## [Goal]
Transcribe nothing but the lines from the one with "What text is on this page?" to the end of the entries, both included, keeping each exact and leaving every picture out.

## [Provided records]

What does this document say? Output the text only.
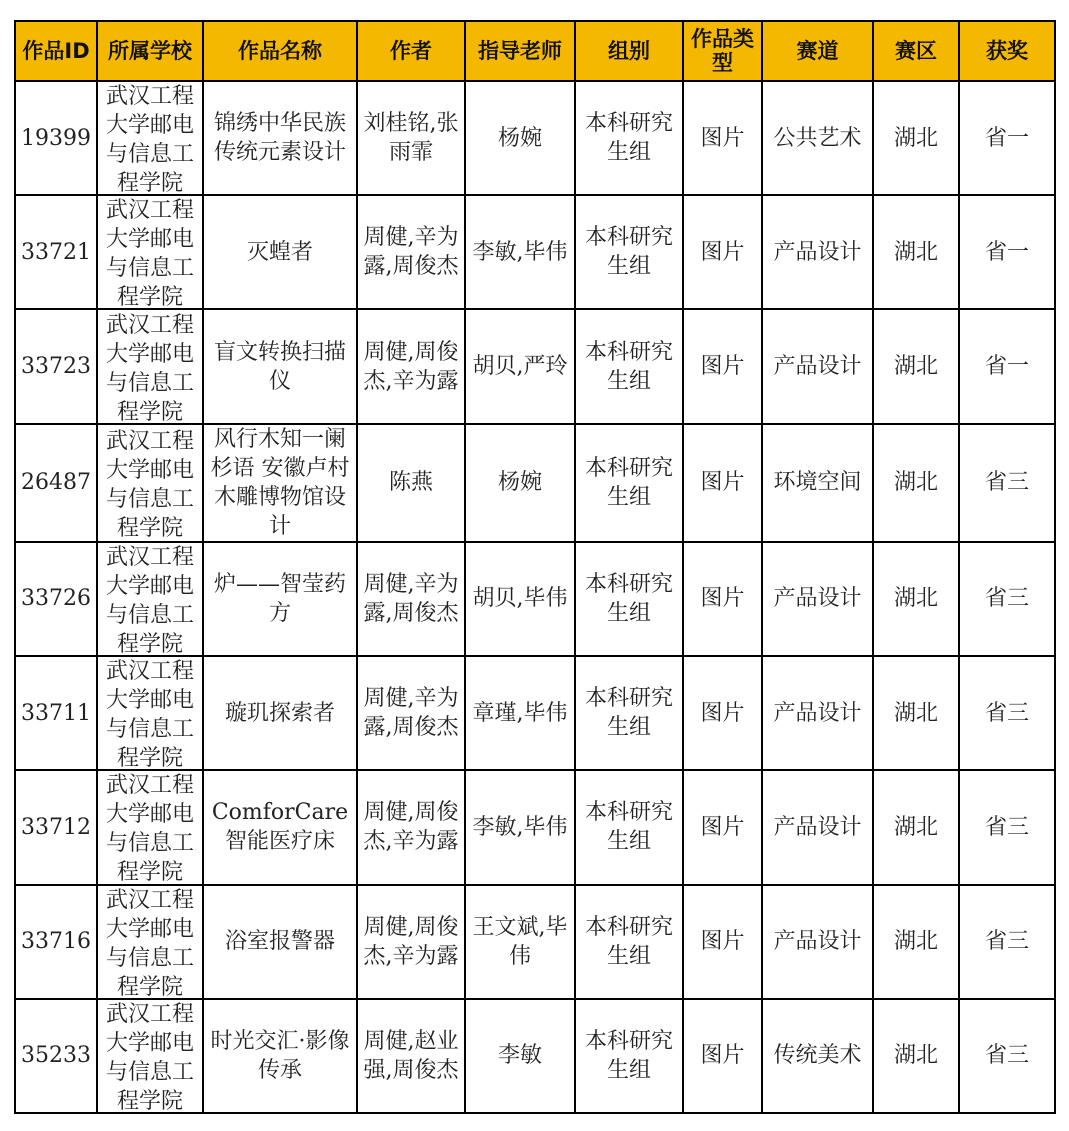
作品ID	所属学校	作品名称	作者	指导老师	组别	作品类型	赛道	赛区	获奖
19399	武汉工程大学邮电与信息工程学院	锦绣中华民族传统元素设计	刘桂铭,张雨霏	杨婉	本科研究生组	图片	公共艺术	湖北	省一
33721	武汉工程大学邮电与信息工程学院	灭蝗者	周健,辛为露,周俊杰	李敏,毕伟	本科研究生组	图片	产品设计	湖北	省一
33723	武汉工程大学邮电与信息工程学院	盲文转换扫描仪	周健,周俊杰,辛为露	胡贝,严玲	本科研究生组	图片	产品设计	湖北	省一
26487	武汉工程大学邮电与信息工程学院	风行木知一阑杉语 安徽卢村木雕博物馆设计	陈燕	杨婉	本科研究生组	图片	环境空间	湖北	省三
33726	武汉工程大学邮电与信息工程学院	炉——智莹药方	周健,辛为露,周俊杰	胡贝,毕伟	本科研究生组	图片	产品设计	湖北	省三
33711	武汉工程大学邮电与信息工程学院	璇玑探索者	周健,辛为露,周俊杰	章瑾,毕伟	本科研究生组	图片	产品设计	湖北	省三
33712	武汉工程大学邮电与信息工程学院	ComforCare智能医疗床	周健,周俊杰,辛为露	李敏,毕伟	本科研究生组	图片	产品设计	湖北	省三
33716	武汉工程大学邮电与信息工程学院	浴室报警器	周健,周俊杰,辛为露	王文斌,毕伟	本科研究生组	图片	产品设计	湖北	省三
35233	武汉工程大学邮电与信息工程学院	时光交汇·影像传承	周健,赵业强,周俊杰	李敏	本科研究生组	图片	传统美术	湖北	省三
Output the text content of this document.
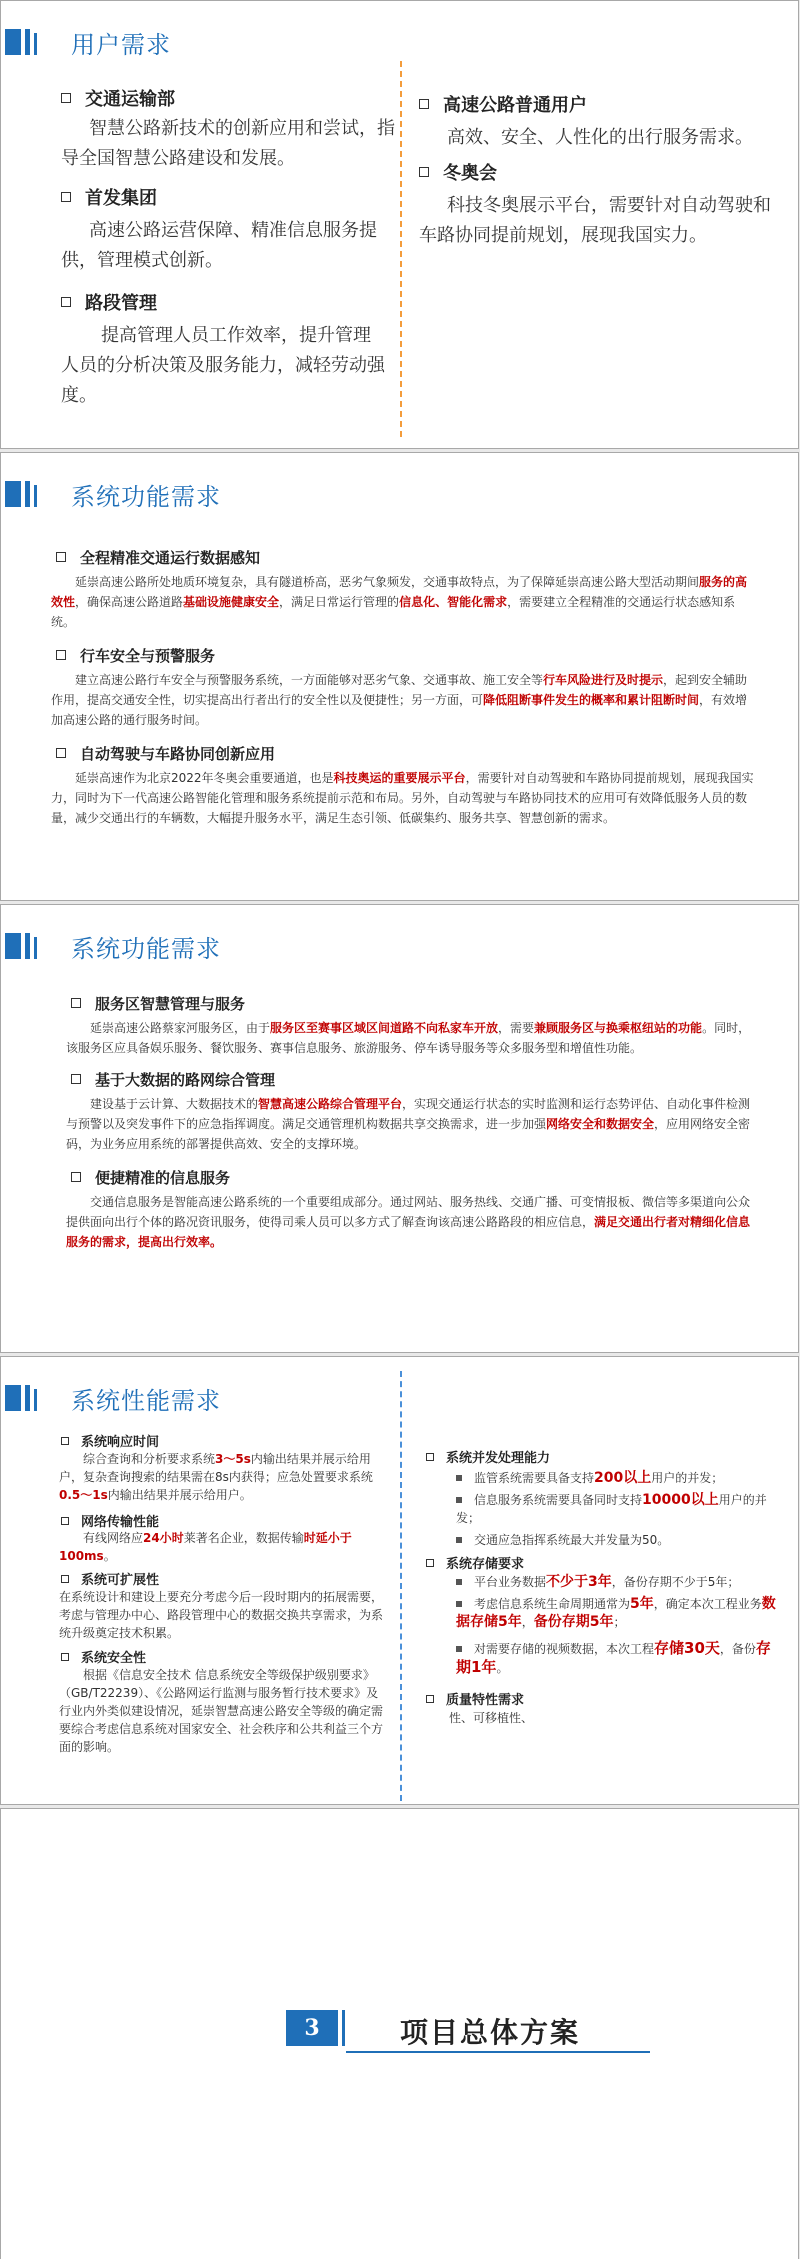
用户需求
交通运输部
智慧公路新技术的创新应用和尝试，指导全国智慧公路建设和发展。
首发集团
高速公路运营保障、精准信息服务提供，管理模式创新。
路段管理
提高管理人员工作效率，提升管理人员的分析决策及服务能力，减轻劳动强度。
高速公路普通用户
高效、安全、人性化的出行服务需求。
冬奥会
科技冬奥展示平台，需要针对自动驾驶和车路协同提前规划，展现我国实力。
系统功能需求
全程精准交通运行数据感知
延崇高速公路所处地质环境复杂，具有隧道桥高，恶劣气象频发，交通事故特点，为了保障延崇高速公路大型活动期间服务的高效性，确保高速公路道路基础设施健康安全，满足日常运行管理的信息化、智能化需求，需要建立全程精准的交通运行状态感知系统。
行车安全与预警服务
建立高速公路行车安全与预警服务系统，一方面能够对恶劣气象、交通事故、施工安全等行车风险进行及时提示，起到安全辅助作用，提高交通安全性，切实提高出行者出行的安全性以及便捷性；另一方面，可降低阻断事件发生的概率和累计阻断时间，有效增加高速公路的通行服务时间。
自动驾驶与车路协同创新应用
延崇高速作为北京2022年冬奥会重要通道，也是科技奥运的重要展示平台，需要针对自动驾驶和车路协同提前规划，展现我国实力，同时为下一代高速公路智能化管理和服务系统提前示范和布局。另外，自动驾驶与车路协同技术的应用可有效降低服务人员的数量，减少交通出行的车辆数，大幅提升服务水平，满足生态引领、低碳集约、服务共享、智慧创新的需求。
系统功能需求
服务区智慧管理与服务
延崇高速公路蔡家河服务区，由于服务区至赛事区域区间道路不向私家车开放，需要兼顾服务区与换乘枢纽站的功能。同时，该服务区应具备娱乐服务、餐饮服务、赛事信息服务、旅游服务、停车诱导服务等众多服务型和增值性功能。
基于大数据的路网综合管理
建设基于云计算、大数据技术的智慧高速公路综合管理平台，实现交通运行状态的实时监测和运行态势评估、自动化事件检测与预警以及突发事件下的应急指挥调度。满足交通管理机构数据共享交换需求，进一步加强网络安全和数据安全，应用网络安全密码，为业务应用系统的部署提供高效、安全的支撑环境。
便捷精准的信息服务
交通信息服务是智能高速公路系统的一个重要组成部分。通过网站、服务热线、交通广播、可变情报板、微信等多渠道向公众提供面向出行个体的路况资讯服务，使得司乘人员可以多方式了解查询该高速公路路段的相应信息，满足交通出行者对精细化信息服务的需求，提高出行效率。
系统性能需求
系统响应时间
综合查询和分析要求系统3～5s内输出结果并展示给用户，复杂查询搜索的结果需在8s内获得；应急处置要求系统0.5～1s内输出结果并展示给用户。
网络传输性能
有线网络应24小时莱著名企业，数据传输时延小于100ms。
系统可扩展性
在系统设计和建设上要充分考虑今后一段时期内的拓展需要，考虑与管理办中心、路段管理中心的数据交换共享需求，为系统升级奠定技术积累。
系统安全性
根据《信息安全技术 信息系统安全等级保护级别要求》（GB/T22239）、《公路网运行监测与服务暂行技术要求》及行业内外类似建设情况，延崇智慧高速公路安全等级的确定需要综合考虑信息系统对国家安全、社会秩序和公共利益三个方面的影响。
系统并发处理能力
监管系统需要具备支持200以上用户的并发；
信息服务系统需要具备同时支持10000以上用户的并发；
交通应急指挥系统最大并发量为50。
系统存储要求
平台业务数据不少于3年，备份存期不少于5年；
考虑信息系统生命周期通常为5年，确定本次工程业务数据存储5年，备份存期5年；
对需要存储的视频数据，本次工程存储30天，备份存期1年。
质量特性需求
性、可移植性、
3	项目总体方案
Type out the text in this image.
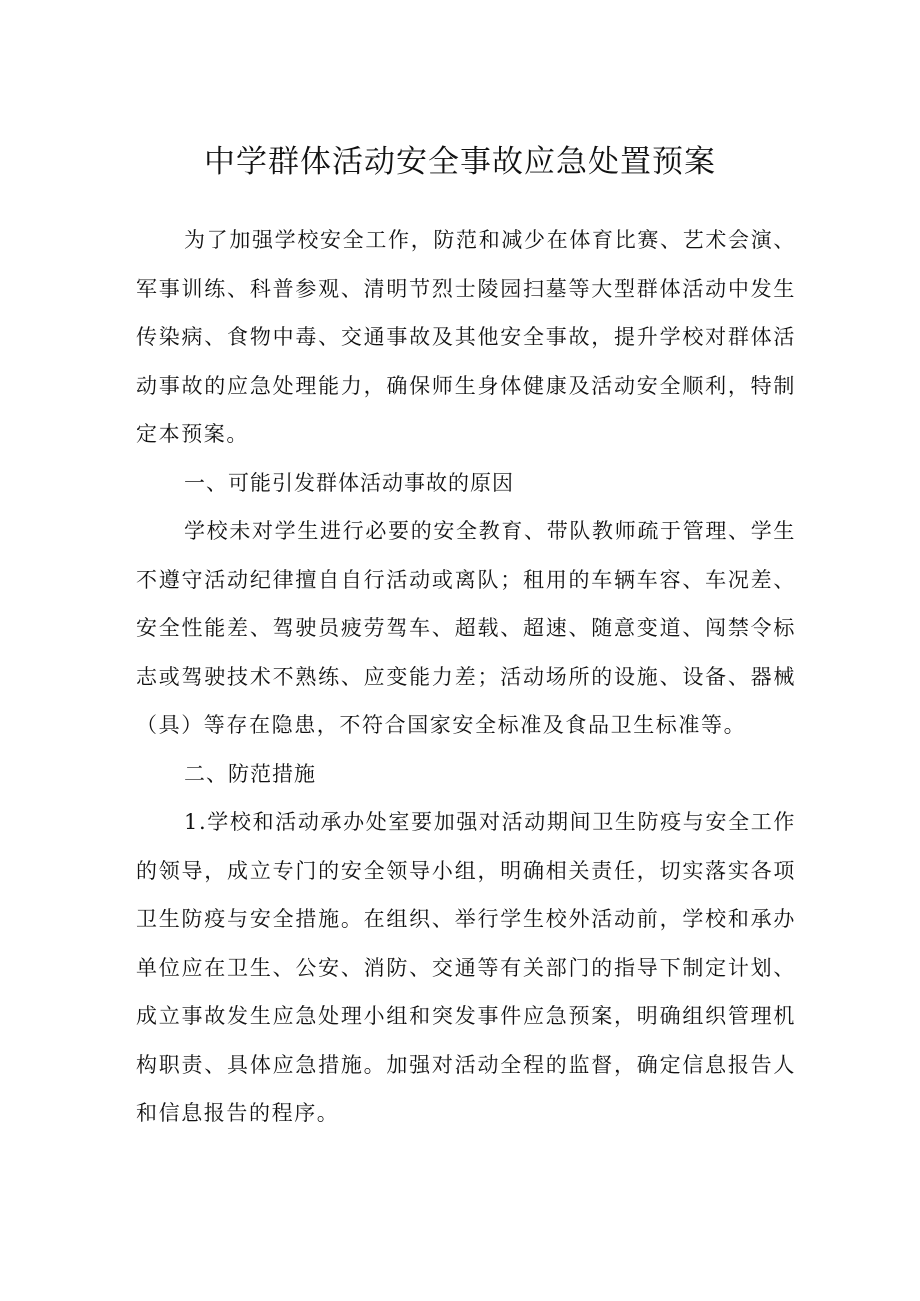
中学群体活动安全事故应急处置预案

为了加强学校安全工作，防范和减少在体育比赛、艺术会演、军事训练、科普参观、清明节烈士陵园扫墓等大型群体活动中发生传染病、食物中毒、交通事故及其他安全事故，提升学校对群体活动事故的应急处理能力，确保师生身体健康及活动安全顺利，特制定本预案。

一、可能引发群体活动事故的原因

学校未对学生进行必要的安全教育、带队教师疏于管理、学生不遵守活动纪律擅自自行活动或离队；租用的车辆车容、车况差、安全性能差、驾驶员疲劳驾车、超载、超速、随意变道、闯禁令标志或驾驶技术不熟练、应变能力差；活动场所的设施、设备、器械（具）等存在隐患，不符合国家安全标准及食品卫生标准等。

二、防范措施

1.学校和活动承办处室要加强对活动期间卫生防疫与安全工作的领导，成立专门的安全领导小组，明确相关责任，切实落实各项卫生防疫与安全措施。在组织、举行学生校外活动前，学校和承办单位应在卫生、公安、消防、交通等有关部门的指导下制定计划、成立事故发生应急处理小组和突发事件应急预案，明确组织管理机构职责、具体应急措施。加强对活动全程的监督，确定信息报告人和信息报告的程序。
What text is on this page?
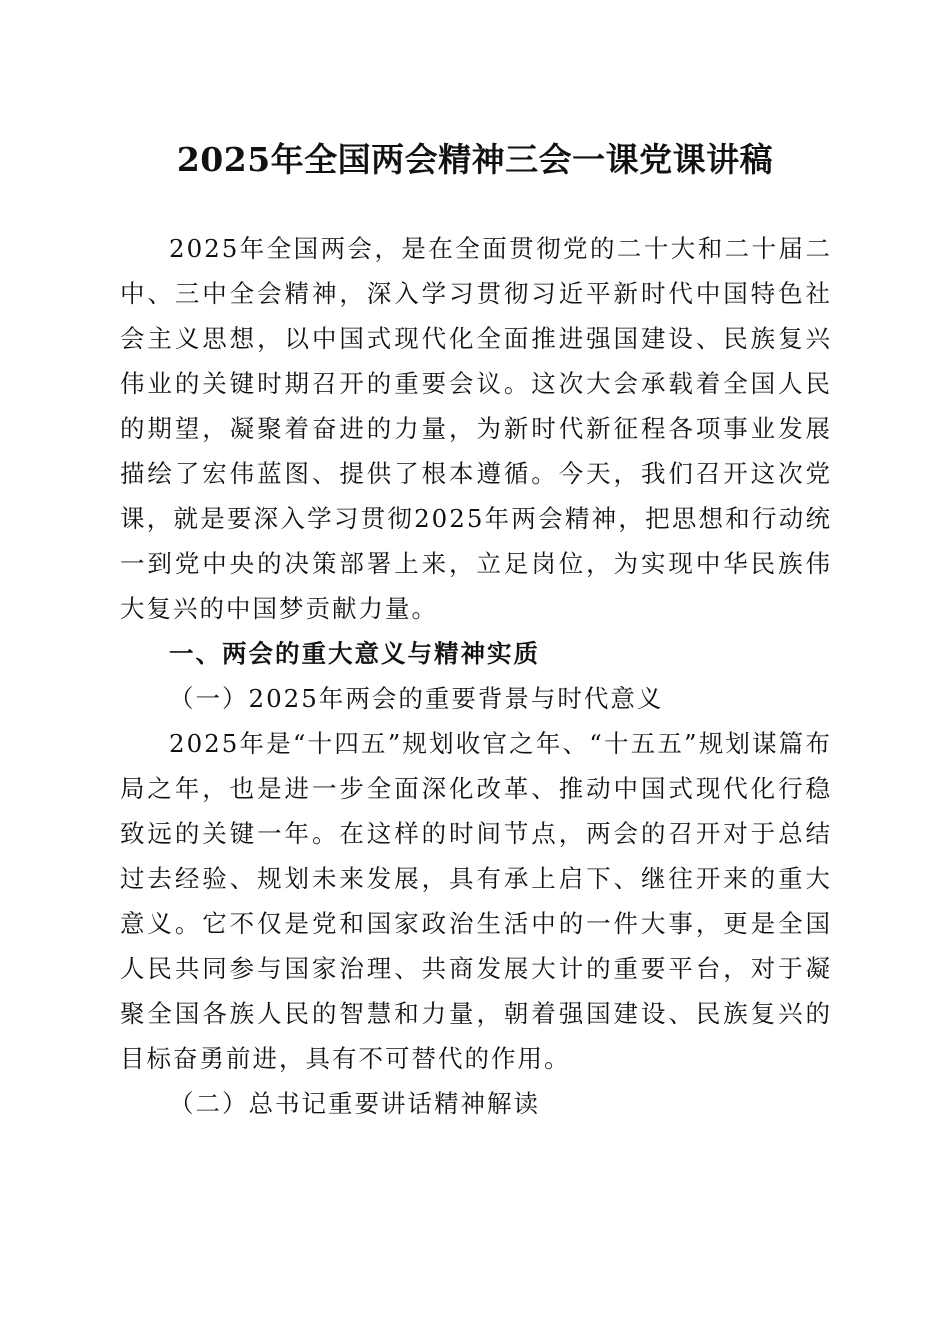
2025年全国两会精神三会一课党课讲稿

2025年全国两会，是在全面贯彻党的二十大和二十届二中、三中全会精神，深入学习贯彻习近平新时代中国特色社会主义思想，以中国式现代化全面推进强国建设、民族复兴伟业的关键时期召开的重要会议。这次大会承载着全国人民的期望，凝聚着奋进的力量，为新时代新征程各项事业发展描绘了宏伟蓝图、提供了根本遵循。今天，我们召开这次党课，就是要深入学习贯彻2025年两会精神，把思想和行动统一到党中央的决策部署上来，立足岗位，为实现中华民族伟大复兴的中国梦贡献力量。

一、两会的重大意义与精神实质

（一）2025年两会的重要背景与时代意义

2025年是“十四五”规划收官之年、“十五五”规划谋篇布局之年，也是进一步全面深化改革、推动中国式现代化行稳致远的关键一年。在这样的时间节点，两会的召开对于总结过去经验、规划未来发展，具有承上启下、继往开来的重大意义。它不仅是党和国家政治生活中的一件大事，更是全国人民共同参与国家治理、共商发展大计的重要平台，对于凝聚全国各族人民的智慧和力量，朝着强国建设、民族复兴的目标奋勇前进，具有不可替代的作用。

（二）总书记重要讲话精神解读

## [Answer to this problem]
What text is on this page?
2025年全国两会精神三会一课党课讲稿

2025年全国两会，是在全面贯彻党的二十大和二十届二中、三中全会精神，深入学习贯彻习近平新时代中国特色社会主义思想，以中国式现代化全面推进强国建设、民族复兴伟业的关键时期召开的重要会议。这次大会承载着全国人民的期望，凝聚着奋进的力量，为新时代新征程各项事业发展描绘了宏伟蓝图、提供了根本遵循。今天，我们召开这次党课，就是要深入学习贯彻2025年两会精神，把思想和行动统一到党中央的决策部署上来，立足岗位，为实现中华民族伟大复兴的中国梦贡献力量。

一、两会的重大意义与精神实质

（一）2025年两会的重要背景与时代意义

2025年是“十四五”规划收官之年、“十五五”规划谋篇布局之年，也是进一步全面深化改革、推动中国式现代化行稳致远的关键一年。在这样的时间节点，两会的召开对于总结过去经验、规划未来发展，具有承上启下、继往开来的重大意义。它不仅是党和国家政治生活中的一件大事，更是全国人民共同参与国家治理、共商发展大计的重要平台，对于凝聚全国各族人民的智慧和力量，朝着强国建设、民族复兴的目标奋勇前进，具有不可替代的作用。

（二）总书记重要讲话精神解读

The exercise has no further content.